* **Requirements**:
Transcribe each line of the material as it is, and drop any picture.

* **Listed entries**:
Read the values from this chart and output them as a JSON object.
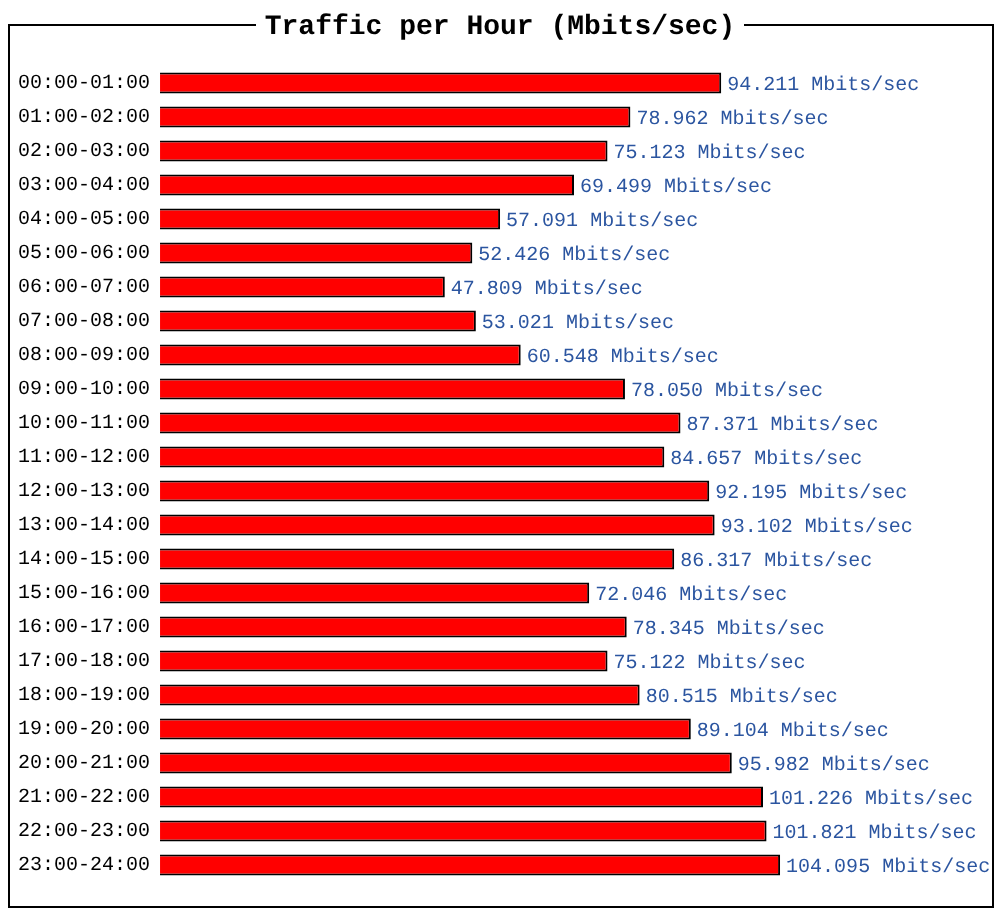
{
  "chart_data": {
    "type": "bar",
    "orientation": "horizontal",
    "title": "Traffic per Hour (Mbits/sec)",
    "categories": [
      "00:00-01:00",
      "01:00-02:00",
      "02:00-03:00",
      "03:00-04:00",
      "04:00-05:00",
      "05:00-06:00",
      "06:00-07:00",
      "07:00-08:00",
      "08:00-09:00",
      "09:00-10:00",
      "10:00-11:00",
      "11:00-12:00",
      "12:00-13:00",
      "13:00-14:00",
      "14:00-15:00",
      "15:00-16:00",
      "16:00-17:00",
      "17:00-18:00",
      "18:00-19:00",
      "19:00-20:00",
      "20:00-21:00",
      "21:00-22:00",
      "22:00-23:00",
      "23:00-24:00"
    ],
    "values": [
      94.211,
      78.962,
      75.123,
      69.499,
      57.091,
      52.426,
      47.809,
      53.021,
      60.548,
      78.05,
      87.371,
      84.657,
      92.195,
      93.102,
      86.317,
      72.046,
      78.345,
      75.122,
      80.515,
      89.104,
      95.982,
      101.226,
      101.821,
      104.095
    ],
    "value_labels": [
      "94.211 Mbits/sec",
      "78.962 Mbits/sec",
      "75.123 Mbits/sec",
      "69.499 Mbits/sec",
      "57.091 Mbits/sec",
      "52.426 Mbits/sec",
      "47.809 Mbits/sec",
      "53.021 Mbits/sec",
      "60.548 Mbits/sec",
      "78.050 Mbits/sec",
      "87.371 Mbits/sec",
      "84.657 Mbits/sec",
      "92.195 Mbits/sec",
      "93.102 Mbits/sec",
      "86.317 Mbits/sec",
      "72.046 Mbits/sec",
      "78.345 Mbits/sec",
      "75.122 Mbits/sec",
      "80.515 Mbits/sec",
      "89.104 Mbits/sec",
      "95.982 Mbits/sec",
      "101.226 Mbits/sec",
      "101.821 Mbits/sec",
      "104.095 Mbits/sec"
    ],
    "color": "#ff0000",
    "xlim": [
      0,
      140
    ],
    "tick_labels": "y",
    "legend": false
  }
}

* **Result of the exercise**:
Read the values from this chart and output them as a JSON object.
{
  "chart_data": {
    "type": "bar",
    "orientation": "horizontal",
    "title": "Traffic per Hour (Mbits/sec)",
    "categories": [
      "00:00-01:00",
      "01:00-02:00",
      "02:00-03:00",
      "03:00-04:00",
      "04:00-05:00",
      "05:00-06:00",
      "06:00-07:00",
      "07:00-08:00",
      "08:00-09:00",
      "09:00-10:00",
      "10:00-11:00",
      "11:00-12:00",
      "12:00-13:00",
      "13:00-14:00",
      "14:00-15:00",
      "15:00-16:00",
      "16:00-17:00",
      "17:00-18:00",
      "18:00-19:00",
      "19:00-20:00",
      "20:00-21:00",
      "21:00-22:00",
      "22:00-23:00",
      "23:00-24:00"
    ],
    "values": [
      94.211,
      78.962,
      75.123,
      69.499,
      57.091,
      52.426,
      47.809,
      53.021,
      60.548,
      78.05,
      87.371,
      84.657,
      92.195,
      93.102,
      86.317,
      72.046,
      78.345,
      75.122,
      80.515,
      89.104,
      95.982,
      101.226,
      101.821,
      104.095
    ],
    "value_labels": [
      "94.211 Mbits/sec",
      "78.962 Mbits/sec",
      "75.123 Mbits/sec",
      "69.499 Mbits/sec",
      "57.091 Mbits/sec",
      "52.426 Mbits/sec",
      "47.809 Mbits/sec",
      "53.021 Mbits/sec",
      "60.548 Mbits/sec",
      "78.050 Mbits/sec",
      "87.371 Mbits/sec",
      "84.657 Mbits/sec",
      "92.195 Mbits/sec",
      "93.102 Mbits/sec",
      "86.317 Mbits/sec",
      "72.046 Mbits/sec",
      "78.345 Mbits/sec",
      "75.122 Mbits/sec",
      "80.515 Mbits/sec",
      "89.104 Mbits/sec",
      "95.982 Mbits/sec",
      "101.226 Mbits/sec",
      "101.821 Mbits/sec",
      "104.095 Mbits/sec"
    ],
    "color": "#ff0000",
    "xlim": [
      0,
      140
    ],
    "tick_labels": "y",
    "legend": false
  }
}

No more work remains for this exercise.